**THE RECORDS**
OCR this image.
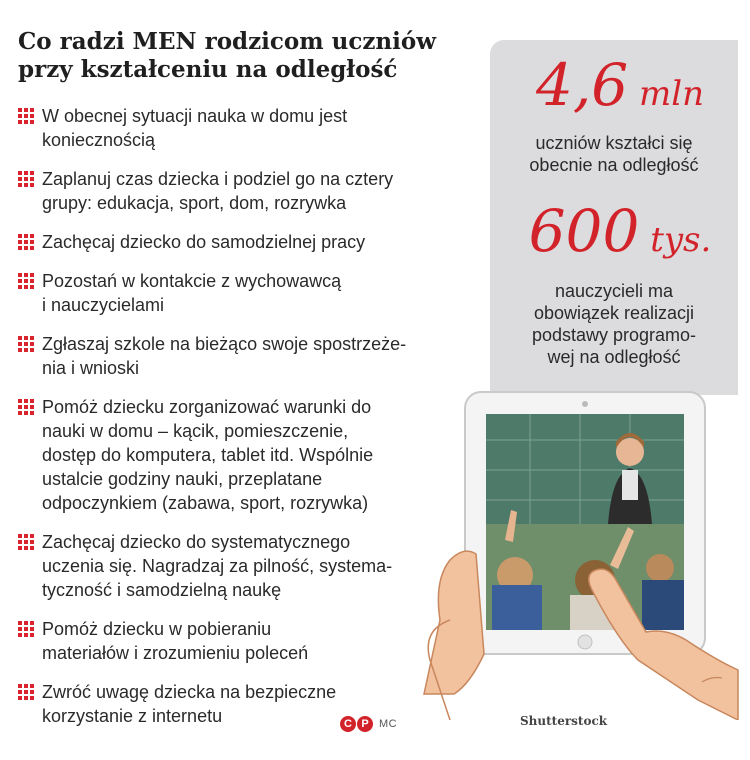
Co radzi MEN rodzicom uczniów
przy kształceniu na odległość
W obecnej sytuacji nauka w domu jest
koniecznością
Zaplanuj czas dziecka i podziel go na cztery
grupy: edukacja, sport, dom, rozrywka
Zachęcaj dziecko do samodzielnej pracy
Pozostań w kontakcie z wychowawcą
i nauczycielami
Zgłaszaj szkole na bieżąco swoje spostrzeże-
nia i wnioski
Pomóż dziecku zorganizować warunki do
nauki w domu – kącik, pomieszczenie,
dostęp do komputera, tablet itd. Wspólnie
ustalcie godziny nauki, przeplatane
odpoczynkiem (zabawa, sport, rozrywka)
Zachęcaj dziecko do systematycznego
uczenia się. Nagradzaj za pilność, systema-
tyczność i samodzielną naukę
Pomóż dziecku w pobieraniu
materiałów i zrozumieniu poleceń
Zwróć uwagę dziecka na bezpieczne
korzystanie z internetu
4,6 mln
uczniów kształci się
obecnie na odległość
600 tys.
nauczycieli ma
obowiązek realizacji
podstawy programo-
wej na odległość
C P MC	Shutterstock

**WHAT THE TASK REQUIRES**
Respond with nothing but the number of lines in the entries that contain the string "dziecko".

**FULL RESPONSE**
2